Ahora mismo, mientras evoco, desde este rincón amado, aquella época sentimental de mi juventud, veo las “históricas” casonas, muchas desaparecidas, pero que conservamos en la memoria... La que fuera Real Casa de Aduanas y su calle La Lonja que se pierde hasta llegar a la de Santo Domingo; Casa de Los Machados, con su hermosa entrada, convertida en residencia de marinos y familias pobres; frente al muelle, recordada con nostalgia, Casa de la Sindical, separada por la calle San Juan, de la hermosa casona de Yeoward. Luego toda la calle San Juan. ¡Parece que en realidad las estuviera viendo! Y las demás casonas alrededor de la Plaza del Charco y la de las calles adyacentes, en casi todo el centro del pueblo. A mi derecha, estaba ubicada la enorme casa de la Viuda de Yánez. Le seguía la de El Fielato de don Juan Ríos, a continuación, donde estuvo la Parada de las guaguas; otra al lado y La Pescadería; la de Perdomo y a continuación comenzaba la tradicional calle Mequinéz, escenario de importantes episodios portuenses.
En los alrededores del muelle, junto a los anchos zaguanes, se veían algunas lanchas y lanchones, varados para protegerse de las inclemencias del oleaje o para ser reparadas periódicamente. El burro de Sarguito y la mula del Fielato, fueron animales muy populares en la vida laboral de nuestro Puerto, no podía olvidarles, pues estaban siempre por allí, trabajando como lo que eran. Casi todas las calles del Puerto de la Cruz, estaban rigurosamente adoquinadas. Era muy atractivo, con sus casas enjalbegadas de blanco, puertas y ventanas pintadas de verde y tejados rojos. Había los clásicos callejones, callejuelas pendientes y más angostas, donde en los fríos invierno crecía la hierba entre las piedras y por donde corría el agua de las abundantes lluvias hasta llegar al mar o eran absorbidas por las escasas alcantarillas.

Extracto del material.

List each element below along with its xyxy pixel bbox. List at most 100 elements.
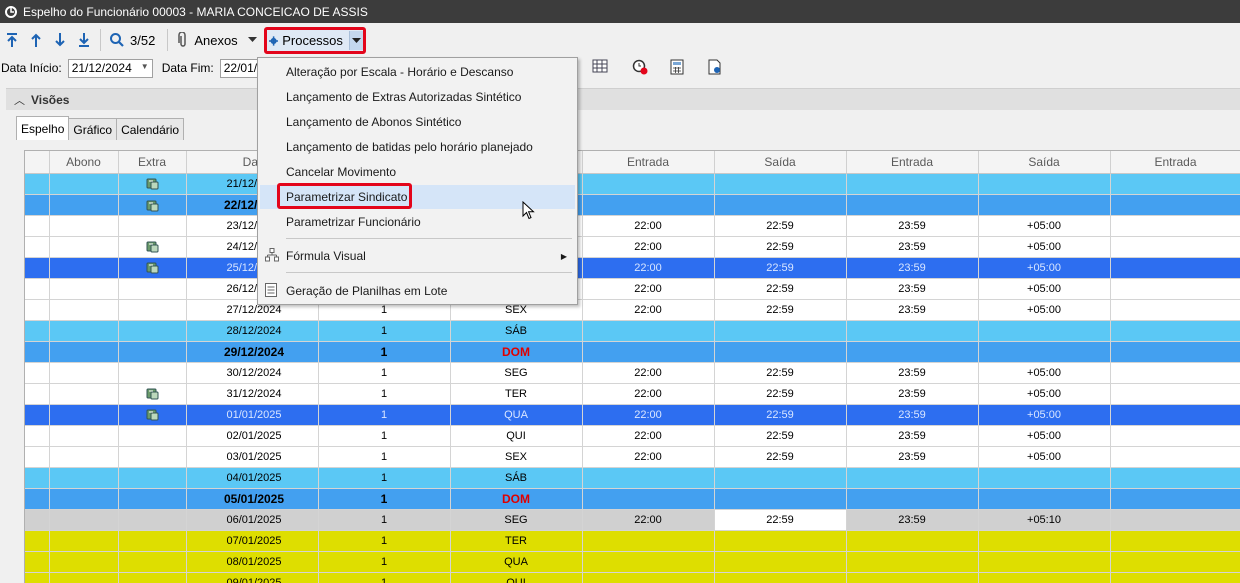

Instrucciones.
1: Según el fragmento, ¿qué dos animales fueron muy populares en la vida laboral del Puerto?
2: Copia al pie de la letra el pasaje del fragmento que va desde "En los alrededores" hasta "las escasas alcantarillas.", ambos incluidos.
Para resolver esto no hace falta consultar el material.

Soluciones.
1: El burro de Sarguito y la mula del Fielato.

2:
En los alrededores del muelle, junto a los anchos zaguanes, se veían algunas lanchas y lanchones, varados para protegerse de las inclemencias del oleaje o para ser reparadas periódicamente. El burro de Sarguito y la mula del Fielato, fueron animales muy populares en la vida laboral de nuestro Puerto, no podía olvidarles, pues estaban siempre por allí, trabajando como lo que eran. Casi todas las calles del Puerto de la Cruz, estaban rigurosamente adoquinadas. Era muy atractivo, con sus casas enjalbegadas de blanco, puertas y ventanas pintadas de verde y tejados rojos. Había los clásicos callejones, callejuelas pendientes y más angostas, donde en los fríos invierno crecía la hierba entre las piedras y por donde corría el agua de las abundantes lluvias hasta llegar al mar o eran absorbidas por las escasas alcantarillas.